> [TASK BRIEF] Except for the pictures, reproduce the records word for word.
*** SOURCE RECORDS Section Begins ***
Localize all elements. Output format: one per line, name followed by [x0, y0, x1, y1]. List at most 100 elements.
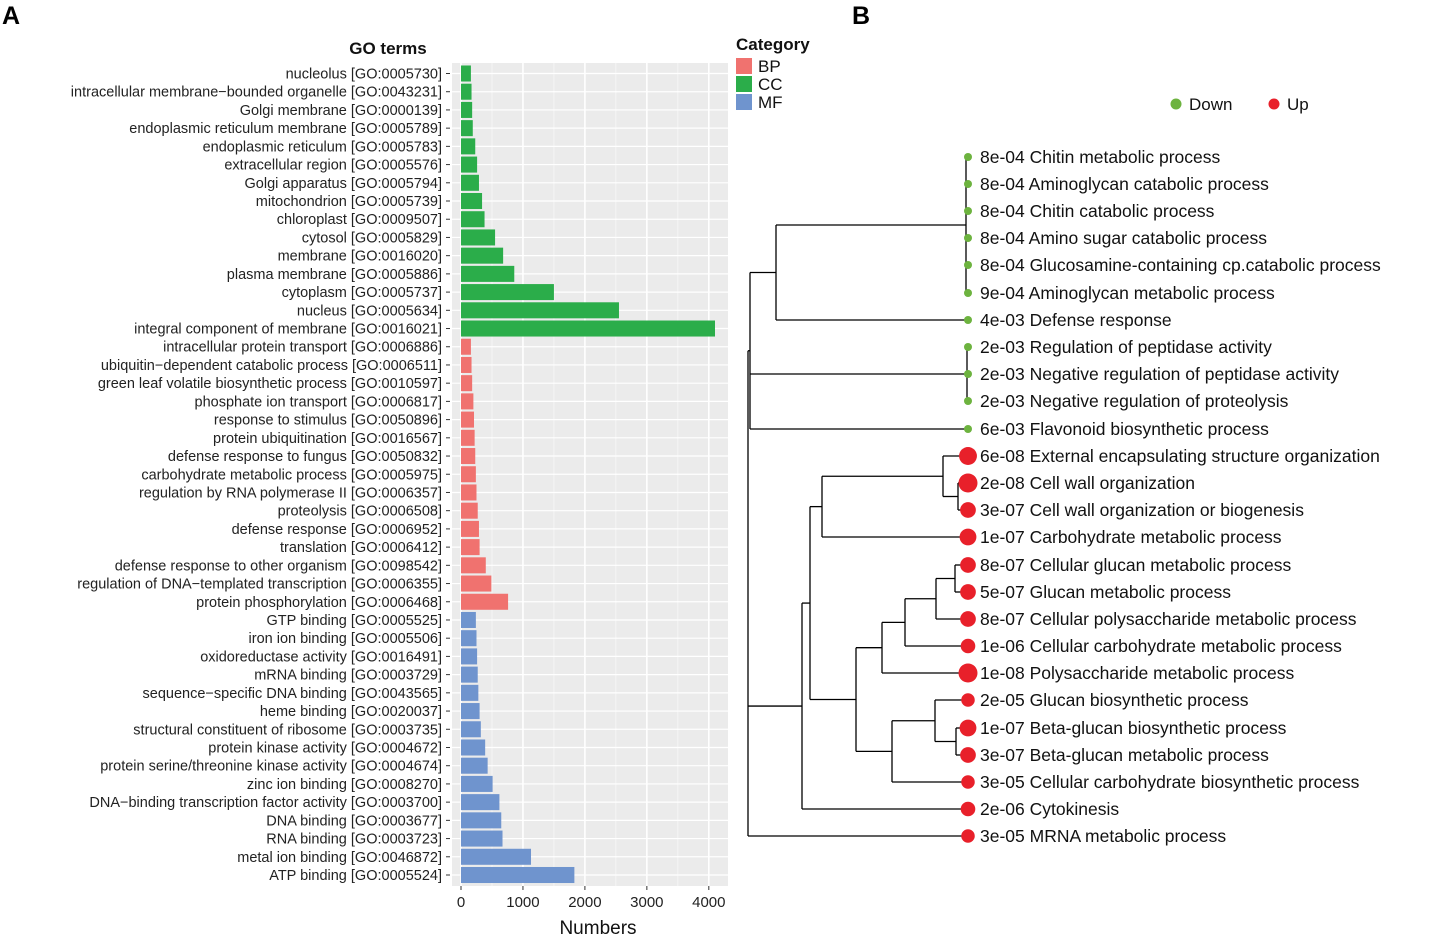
leaf-label: 2e-03 Negative regulation of peptidase a…	[980, 364, 1339, 384]
bar	[461, 411, 475, 428]
y-tick-label: sequence−specific DNA binding [GO:004356…	[143, 686, 442, 702]
leaf-dot	[958, 473, 978, 493]
leaf-label: 6e-08 External encapsulating structure o…	[980, 446, 1380, 466]
go-dendrogram: Down Up 8e-04 Chitin metabolic process8e-…	[747, 95, 1381, 846]
y-tick-label: endoplasmic reticulum [GO:0005783]	[203, 139, 442, 155]
bar	[461, 338, 471, 355]
bar	[461, 557, 486, 574]
y-tick-label: intracellular protein transport [GO:0006…	[163, 340, 442, 356]
y-tick-label: DNA−binding transcription factor activit…	[89, 795, 442, 811]
leaf-dot	[964, 234, 972, 242]
leaf-label: 8e-04 Amino sugar catabolic process	[980, 228, 1267, 248]
legend-label-bp: BP	[758, 57, 781, 76]
bar	[461, 448, 476, 465]
y-tick-label: protein ubiquitination [GO:0016567]	[213, 431, 442, 447]
bar	[461, 229, 496, 246]
bar	[461, 284, 554, 301]
legend-title: Category	[736, 35, 810, 54]
y-tick-label: RNA binding [GO:0003723]	[266, 832, 442, 848]
leaf-dot	[960, 747, 976, 763]
bar	[461, 156, 478, 173]
bar	[461, 684, 479, 701]
gridlines	[452, 63, 728, 886]
leaf-label: 4e-03 Defense response	[980, 310, 1172, 330]
leaf-dot	[964, 370, 972, 378]
y-tick-label: defense response to fungus [GO:0050832]	[168, 449, 442, 465]
y-tick-label: endoplasmic reticulum membrane [GO:00057…	[129, 121, 442, 137]
y-tick-label: structural constituent of ribosome [GO:0…	[133, 722, 442, 738]
legend-label-mf: MF	[758, 93, 783, 112]
leaf-label: 1e-07 Beta-glucan biosynthetic process	[980, 718, 1287, 738]
y-tick-label: response to stimulus [GO:0050896]	[214, 413, 442, 429]
bar	[461, 630, 477, 647]
bar	[461, 520, 479, 537]
y-tick-label: heme binding [GO:0020037]	[260, 704, 442, 720]
leaf-dot	[960, 801, 976, 817]
bar	[461, 375, 473, 392]
leaf-dot	[964, 261, 972, 269]
leaf-dot	[964, 316, 972, 324]
leaf-dot	[964, 153, 972, 161]
y-tick-label: green leaf volatile biosynthetic process…	[98, 376, 442, 392]
bar	[461, 429, 475, 446]
leaf-label: 8e-04 Chitin catabolic process	[980, 201, 1215, 221]
bar	[461, 466, 476, 483]
go-terms-bar-chart: GO terms nucleolus [GO:0005730] intracell…	[71, 35, 810, 938]
x-tick-labels: 0 1000 2000 3000 4000	[457, 886, 725, 911]
x-tick-label: 2000	[568, 894, 601, 911]
y-tick-label: nucleolus [GO:0005730]	[286, 67, 442, 83]
legend-label-down: Down	[1189, 95, 1232, 114]
y-tick-label: regulation of DNA−templated transcriptio…	[77, 577, 442, 593]
bars	[461, 65, 715, 884]
leaf-label: 8e-07 Cellular polysaccharide metabolic …	[980, 609, 1357, 629]
bar	[461, 320, 715, 337]
leaf-dot	[964, 180, 972, 188]
leaf-label: 1e-06 Cellular carbohydrate metabolic pr…	[980, 636, 1342, 656]
leaf-dot	[959, 719, 977, 737]
leaf-dot	[960, 502, 976, 518]
bar	[461, 138, 476, 155]
y-tick-label: defense response to other organism [GO:0…	[115, 558, 442, 574]
y-tick-labels: nucleolus [GO:0005730] intracellular memb…	[71, 67, 450, 884]
bar	[461, 83, 472, 100]
legend-label-up: Up	[1287, 95, 1309, 114]
leaf-label: 5e-07 Glucan metabolic process	[980, 582, 1231, 602]
leaf-dot	[958, 663, 978, 683]
x-tick-label: 3000	[630, 894, 663, 911]
dendrogram-branches	[747, 156, 968, 837]
leaf-dot	[960, 557, 976, 573]
bar	[461, 721, 481, 738]
y-tick-label: plasma membrane [GO:0005886]	[227, 267, 442, 283]
y-tick-label: translation [GO:0006412]	[280, 540, 442, 556]
y-tick-label: metal ion binding [GO:0046872]	[237, 850, 442, 866]
y-tick-label: intracellular membrane−bounded organelle…	[71, 85, 442, 101]
bar	[461, 502, 478, 519]
leaf-dot	[959, 447, 977, 465]
leaf-dot	[960, 638, 976, 654]
leaf-dot	[964, 289, 972, 297]
legend-swatch-bp	[736, 58, 752, 74]
bar	[461, 866, 575, 884]
bar	[461, 484, 477, 501]
bar	[461, 539, 480, 556]
bar	[461, 65, 471, 82]
bar	[461, 101, 473, 118]
x-tick-label: 1000	[506, 894, 539, 911]
leaf-dot	[964, 207, 972, 215]
leaf-label: 3e-07 Beta-glucan metabolic process	[980, 745, 1269, 765]
y-tick-label: protein serine/threonine kinase activity…	[100, 759, 442, 775]
leaf-label: 9e-04 Aminoglycan metabolic process	[980, 283, 1275, 303]
y-tick-label: GTP binding [GO:0005525]	[267, 613, 442, 629]
leaf-dot	[961, 693, 975, 707]
direction-legend: Down Up	[1170, 95, 1309, 114]
bar	[461, 302, 619, 319]
bar	[461, 848, 532, 865]
bar	[461, 611, 476, 628]
leaf-label: 8e-07 Cellular glucan metabolic process	[980, 555, 1292, 575]
y-tick-label: ubiquitin−dependent catabolic process [G…	[101, 358, 442, 374]
legend-swatch-cc	[736, 76, 752, 92]
legend-dot-down	[1170, 98, 1182, 110]
bar	[461, 192, 483, 210]
y-tick-label: ATP binding [GO:0005524]	[269, 868, 442, 884]
y-tick-label: carbohydrate metabolic process [GO:00059…	[141, 467, 442, 483]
*** SOURCE RECORDS Section Ends ***
> [ANSWER TO THIS TASK]
Localize all elements. Output format: one per line, name followed by [x0, y0, x1, y1]. List at most 100 elements.
leaf-label: 2e-03 Negative regulation of peptidase a…	[980, 364, 1339, 384]
bar	[461, 411, 475, 428]
y-tick-label: sequence−specific DNA binding [GO:004356…	[143, 686, 442, 702]
leaf-dot	[958, 473, 978, 493]
leaf-label: 6e-08 External encapsulating structure o…	[980, 446, 1380, 466]
go-dendrogram: Down Up 8e-04 Chitin metabolic process8e-…	[747, 95, 1381, 846]
y-tick-label: endoplasmic reticulum [GO:0005783]	[203, 139, 442, 155]
bar	[461, 338, 471, 355]
bar	[461, 557, 486, 574]
y-tick-label: intracellular protein transport [GO:0006…	[163, 340, 442, 356]
y-tick-label: DNA−binding transcription factor activit…	[89, 795, 442, 811]
leaf-dot	[964, 234, 972, 242]
leaf-label: 8e-04 Amino sugar catabolic process	[980, 228, 1267, 248]
legend-label-bp: BP	[758, 57, 781, 76]
bar	[461, 448, 476, 465]
y-tick-label: protein ubiquitination [GO:0016567]	[213, 431, 442, 447]
bar	[461, 229, 496, 246]
bar	[461, 284, 554, 301]
legend-title: Category	[736, 35, 810, 54]
y-tick-label: RNA binding [GO:0003723]	[266, 832, 442, 848]
leaf-dot	[960, 747, 976, 763]
bar	[461, 156, 478, 173]
bar	[461, 684, 479, 701]
gridlines	[452, 63, 728, 886]
leaf-label: 4e-03 Defense response	[980, 310, 1172, 330]
leaf-dot	[964, 370, 972, 378]
y-tick-label: defense response to fungus [GO:0050832]	[168, 449, 442, 465]
y-tick-label: endoplasmic reticulum membrane [GO:00057…	[129, 121, 442, 137]
y-tick-label: structural constituent of ribosome [GO:0…	[133, 722, 442, 738]
legend-label-mf: MF	[758, 93, 783, 112]
leaf-label: 1e-07 Beta-glucan biosynthetic process	[980, 718, 1287, 738]
y-tick-label: response to stimulus [GO:0050896]	[214, 413, 442, 429]
bar	[461, 630, 477, 647]
bar	[461, 520, 479, 537]
y-tick-label: heme binding [GO:0020037]	[260, 704, 442, 720]
leaf-dot	[960, 801, 976, 817]
bar	[461, 375, 473, 392]
leaf-dot	[964, 261, 972, 269]
leaf-dot	[964, 316, 972, 324]
leaf-dot	[964, 153, 972, 161]
y-tick-label: green leaf volatile biosynthetic process…	[98, 376, 442, 392]
bar	[461, 429, 475, 446]
leaf-label: 8e-04 Chitin catabolic process	[980, 201, 1215, 221]
bar	[461, 466, 476, 483]
go-terms-bar-chart: GO terms nucleolus [GO:0005730] intracell…	[71, 35, 810, 938]
x-tick-labels: 0 1000 2000 3000 4000	[457, 886, 725, 911]
x-tick-label: 2000	[568, 894, 601, 911]
y-tick-label: nucleolus [GO:0005730]	[286, 67, 442, 83]
legend-label-down: Down	[1189, 95, 1232, 114]
y-tick-label: regulation of DNA−templated transcriptio…	[77, 577, 442, 593]
bars	[461, 65, 715, 884]
leaf-label: 8e-07 Cellular polysaccharide metabolic …	[980, 609, 1357, 629]
bar	[461, 320, 715, 337]
leaf-dot	[964, 180, 972, 188]
leaf-label: 1e-06 Cellular carbohydrate metabolic pr…	[980, 636, 1342, 656]
leaf-dot	[959, 719, 977, 737]
leaf-dot	[960, 502, 976, 518]
bar	[461, 138, 476, 155]
y-tick-label: defense response to other organism [GO:0…	[115, 558, 442, 574]
y-tick-labels: nucleolus [GO:0005730] intracellular memb…	[71, 67, 450, 884]
bar	[461, 83, 472, 100]
legend-label-up: Up	[1287, 95, 1309, 114]
leaf-label: 5e-07 Glucan metabolic process	[980, 582, 1231, 602]
leaf-dot	[958, 663, 978, 683]
x-tick-label: 3000	[630, 894, 663, 911]
dendrogram-branches	[747, 156, 968, 837]
leaf-dot	[960, 557, 976, 573]
bar	[461, 721, 481, 738]
y-tick-label: plasma membrane [GO:0005886]	[227, 267, 442, 283]
y-tick-label: translation [GO:0006412]	[280, 540, 442, 556]
y-tick-label: metal ion binding [GO:0046872]	[237, 850, 442, 866]
y-tick-label: intracellular membrane−bounded organelle…	[71, 85, 442, 101]
bar	[461, 502, 478, 519]
leaf-dot	[959, 447, 977, 465]
leaf-dot	[960, 638, 976, 654]
leaf-dot	[964, 289, 972, 297]
legend-swatch-bp	[736, 58, 752, 74]
bar	[461, 866, 575, 884]
bar	[461, 484, 477, 501]
bar	[461, 539, 480, 556]
bar	[461, 65, 471, 82]
bar	[461, 101, 473, 118]
x-tick-label: 1000	[506, 894, 539, 911]
leaf-dot	[964, 207, 972, 215]
leaf-label: 3e-07 Beta-glucan metabolic process	[980, 745, 1269, 765]
y-tick-label: protein serine/threonine kinase activity…	[100, 759, 442, 775]
leaf-label: 9e-04 Aminoglycan metabolic process	[980, 283, 1275, 303]
y-tick-label: GTP binding [GO:0005525]	[267, 613, 442, 629]
leaf-dot	[961, 693, 975, 707]
direction-legend: Down Up	[1170, 95, 1309, 114]
bar	[461, 302, 619, 319]
bar	[461, 848, 532, 865]
bar	[461, 611, 476, 628]
leaf-label: 8e-07 Cellular glucan metabolic process	[980, 555, 1292, 575]
y-tick-label: ubiquitin−dependent catabolic process [G…	[101, 358, 442, 374]
legend-swatch-cc	[736, 76, 752, 92]
legend-dot-down	[1170, 98, 1182, 110]
bar	[461, 192, 483, 210]
y-tick-label: ATP binding [GO:0005524]	[269, 868, 442, 884]
y-tick-label: carbohydrate metabolic process [GO:00059…	[141, 467, 442, 483]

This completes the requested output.